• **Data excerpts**
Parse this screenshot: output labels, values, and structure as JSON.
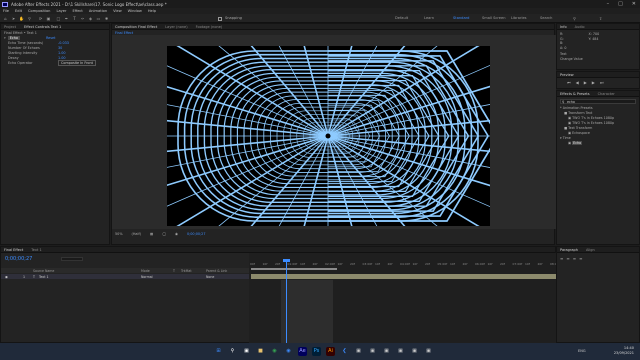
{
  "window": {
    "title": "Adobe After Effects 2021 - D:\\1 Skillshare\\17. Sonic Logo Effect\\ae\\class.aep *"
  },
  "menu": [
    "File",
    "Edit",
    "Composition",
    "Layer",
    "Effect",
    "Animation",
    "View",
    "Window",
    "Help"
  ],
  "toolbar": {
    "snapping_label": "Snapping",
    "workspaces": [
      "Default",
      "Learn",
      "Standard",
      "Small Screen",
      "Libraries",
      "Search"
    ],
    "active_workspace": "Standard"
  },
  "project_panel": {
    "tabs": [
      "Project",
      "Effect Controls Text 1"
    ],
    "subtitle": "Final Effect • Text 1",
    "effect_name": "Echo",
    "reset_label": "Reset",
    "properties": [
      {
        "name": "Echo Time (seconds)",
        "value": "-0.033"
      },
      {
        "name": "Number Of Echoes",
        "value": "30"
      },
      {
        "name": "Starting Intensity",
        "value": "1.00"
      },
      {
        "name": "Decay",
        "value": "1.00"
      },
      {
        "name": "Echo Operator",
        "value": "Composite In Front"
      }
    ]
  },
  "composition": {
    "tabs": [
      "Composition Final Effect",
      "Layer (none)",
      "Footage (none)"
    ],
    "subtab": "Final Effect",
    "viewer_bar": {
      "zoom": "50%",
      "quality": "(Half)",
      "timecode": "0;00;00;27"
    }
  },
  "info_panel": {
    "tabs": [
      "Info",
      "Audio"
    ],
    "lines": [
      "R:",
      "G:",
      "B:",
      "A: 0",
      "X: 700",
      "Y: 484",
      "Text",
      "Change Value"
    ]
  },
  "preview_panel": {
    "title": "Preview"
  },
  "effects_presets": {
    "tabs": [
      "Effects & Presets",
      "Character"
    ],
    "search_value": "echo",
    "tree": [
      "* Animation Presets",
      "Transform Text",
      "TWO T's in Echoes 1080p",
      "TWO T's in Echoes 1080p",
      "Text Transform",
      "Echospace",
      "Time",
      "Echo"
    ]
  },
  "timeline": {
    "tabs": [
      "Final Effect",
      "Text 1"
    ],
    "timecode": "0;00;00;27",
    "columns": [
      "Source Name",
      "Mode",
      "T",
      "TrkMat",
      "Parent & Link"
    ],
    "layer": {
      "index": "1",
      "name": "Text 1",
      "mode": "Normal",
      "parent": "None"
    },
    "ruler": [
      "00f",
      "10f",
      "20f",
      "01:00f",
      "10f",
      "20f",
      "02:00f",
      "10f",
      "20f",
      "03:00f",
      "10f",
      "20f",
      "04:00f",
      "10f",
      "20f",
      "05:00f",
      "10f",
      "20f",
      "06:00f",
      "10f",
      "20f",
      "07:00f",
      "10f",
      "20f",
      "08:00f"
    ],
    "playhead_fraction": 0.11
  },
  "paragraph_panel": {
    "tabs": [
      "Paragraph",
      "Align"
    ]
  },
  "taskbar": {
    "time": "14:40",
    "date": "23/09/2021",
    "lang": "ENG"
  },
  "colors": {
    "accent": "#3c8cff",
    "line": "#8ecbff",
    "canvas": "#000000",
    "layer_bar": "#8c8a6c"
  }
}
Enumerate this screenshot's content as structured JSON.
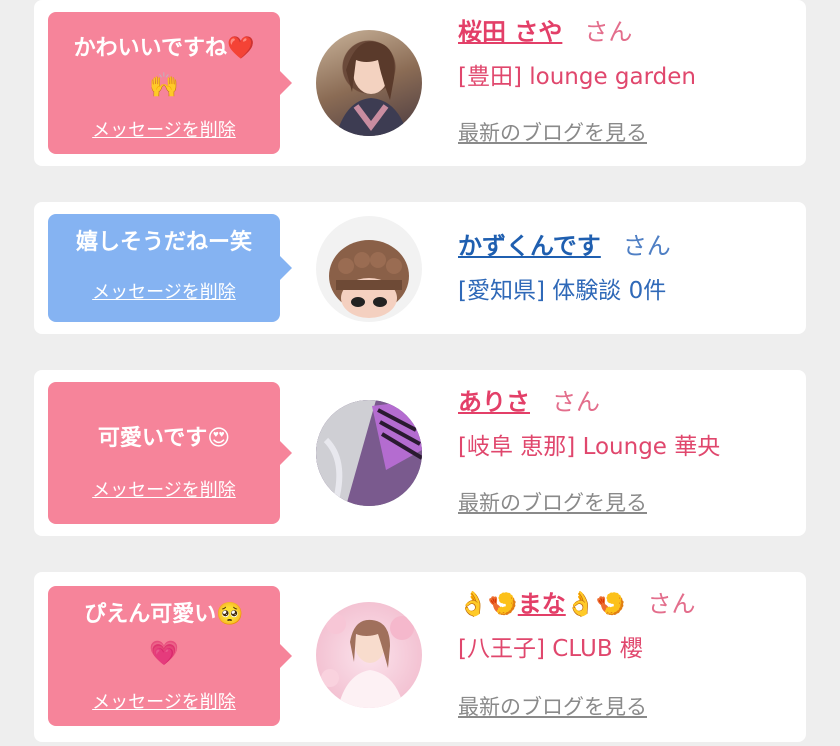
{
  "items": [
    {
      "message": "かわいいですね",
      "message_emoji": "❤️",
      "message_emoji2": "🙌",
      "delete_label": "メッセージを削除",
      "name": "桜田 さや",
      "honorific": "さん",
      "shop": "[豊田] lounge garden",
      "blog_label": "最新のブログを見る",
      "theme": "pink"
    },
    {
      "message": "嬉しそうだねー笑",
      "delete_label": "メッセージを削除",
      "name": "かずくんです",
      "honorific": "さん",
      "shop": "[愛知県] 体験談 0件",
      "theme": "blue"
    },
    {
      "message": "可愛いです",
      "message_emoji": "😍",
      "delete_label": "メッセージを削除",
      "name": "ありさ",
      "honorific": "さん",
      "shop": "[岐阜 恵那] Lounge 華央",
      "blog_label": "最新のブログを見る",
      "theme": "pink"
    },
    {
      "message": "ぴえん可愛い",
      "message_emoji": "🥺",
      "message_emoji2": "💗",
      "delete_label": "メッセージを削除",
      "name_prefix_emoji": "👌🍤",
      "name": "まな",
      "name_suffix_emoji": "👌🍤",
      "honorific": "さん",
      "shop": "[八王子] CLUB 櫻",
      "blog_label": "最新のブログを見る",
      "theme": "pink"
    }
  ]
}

==

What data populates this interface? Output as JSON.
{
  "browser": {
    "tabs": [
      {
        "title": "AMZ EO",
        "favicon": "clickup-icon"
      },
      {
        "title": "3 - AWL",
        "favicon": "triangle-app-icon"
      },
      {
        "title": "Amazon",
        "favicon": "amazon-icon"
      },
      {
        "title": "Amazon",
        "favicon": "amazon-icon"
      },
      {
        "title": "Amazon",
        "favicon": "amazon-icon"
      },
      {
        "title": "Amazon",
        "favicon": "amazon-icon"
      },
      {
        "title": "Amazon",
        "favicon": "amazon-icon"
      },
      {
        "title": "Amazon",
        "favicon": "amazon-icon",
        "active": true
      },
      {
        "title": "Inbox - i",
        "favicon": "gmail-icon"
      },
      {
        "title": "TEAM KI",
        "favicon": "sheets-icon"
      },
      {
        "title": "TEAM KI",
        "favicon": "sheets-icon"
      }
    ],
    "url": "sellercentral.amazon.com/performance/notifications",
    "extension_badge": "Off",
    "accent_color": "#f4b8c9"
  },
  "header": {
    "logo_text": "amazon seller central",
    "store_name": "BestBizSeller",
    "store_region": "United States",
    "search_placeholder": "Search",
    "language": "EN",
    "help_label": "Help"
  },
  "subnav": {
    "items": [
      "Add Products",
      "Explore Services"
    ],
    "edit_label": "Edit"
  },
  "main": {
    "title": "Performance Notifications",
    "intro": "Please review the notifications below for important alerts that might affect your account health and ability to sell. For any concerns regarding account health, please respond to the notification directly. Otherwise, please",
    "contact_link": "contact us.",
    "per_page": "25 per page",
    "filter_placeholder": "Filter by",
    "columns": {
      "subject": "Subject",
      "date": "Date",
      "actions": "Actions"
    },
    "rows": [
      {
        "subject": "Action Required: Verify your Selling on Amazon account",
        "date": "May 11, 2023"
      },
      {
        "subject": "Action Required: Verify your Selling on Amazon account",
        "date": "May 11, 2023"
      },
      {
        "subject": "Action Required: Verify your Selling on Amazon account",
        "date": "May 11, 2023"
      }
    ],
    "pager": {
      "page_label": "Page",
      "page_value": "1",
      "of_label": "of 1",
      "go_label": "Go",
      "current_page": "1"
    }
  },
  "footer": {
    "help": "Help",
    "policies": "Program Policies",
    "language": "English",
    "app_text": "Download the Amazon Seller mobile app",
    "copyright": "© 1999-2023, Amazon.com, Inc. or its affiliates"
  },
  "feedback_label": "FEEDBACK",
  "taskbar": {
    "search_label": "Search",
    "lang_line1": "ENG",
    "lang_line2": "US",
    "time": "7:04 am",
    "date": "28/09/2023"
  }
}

==

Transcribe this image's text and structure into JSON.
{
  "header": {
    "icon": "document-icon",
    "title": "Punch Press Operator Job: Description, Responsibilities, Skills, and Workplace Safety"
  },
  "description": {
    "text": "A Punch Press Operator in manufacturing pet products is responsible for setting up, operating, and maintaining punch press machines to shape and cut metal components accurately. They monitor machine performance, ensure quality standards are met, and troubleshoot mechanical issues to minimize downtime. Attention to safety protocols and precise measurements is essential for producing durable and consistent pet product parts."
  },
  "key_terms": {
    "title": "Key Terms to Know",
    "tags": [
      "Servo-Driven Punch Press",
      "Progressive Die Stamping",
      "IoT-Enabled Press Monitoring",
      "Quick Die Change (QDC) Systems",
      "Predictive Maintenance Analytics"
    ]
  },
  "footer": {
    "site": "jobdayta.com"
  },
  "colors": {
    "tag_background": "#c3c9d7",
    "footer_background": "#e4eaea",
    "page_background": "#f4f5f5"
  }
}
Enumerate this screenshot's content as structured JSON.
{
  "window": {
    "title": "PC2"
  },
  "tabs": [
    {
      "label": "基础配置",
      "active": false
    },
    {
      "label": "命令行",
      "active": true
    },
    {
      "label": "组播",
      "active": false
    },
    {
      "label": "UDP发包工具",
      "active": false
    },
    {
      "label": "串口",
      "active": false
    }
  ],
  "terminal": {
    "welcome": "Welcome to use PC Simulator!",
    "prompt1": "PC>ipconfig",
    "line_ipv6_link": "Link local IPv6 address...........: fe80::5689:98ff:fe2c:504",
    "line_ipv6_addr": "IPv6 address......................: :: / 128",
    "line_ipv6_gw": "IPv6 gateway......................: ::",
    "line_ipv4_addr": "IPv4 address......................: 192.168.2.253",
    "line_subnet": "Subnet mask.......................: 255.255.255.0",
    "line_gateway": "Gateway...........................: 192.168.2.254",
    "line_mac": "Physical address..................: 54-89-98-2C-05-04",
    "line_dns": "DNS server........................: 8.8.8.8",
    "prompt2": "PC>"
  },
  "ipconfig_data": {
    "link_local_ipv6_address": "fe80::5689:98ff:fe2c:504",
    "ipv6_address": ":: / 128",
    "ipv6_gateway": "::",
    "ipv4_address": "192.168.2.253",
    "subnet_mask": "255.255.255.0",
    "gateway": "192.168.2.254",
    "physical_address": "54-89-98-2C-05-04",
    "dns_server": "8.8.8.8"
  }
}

• **Your goal**
Count the lines in the material above where the string "Change" appears, then state only that count.

• **Expected output**
2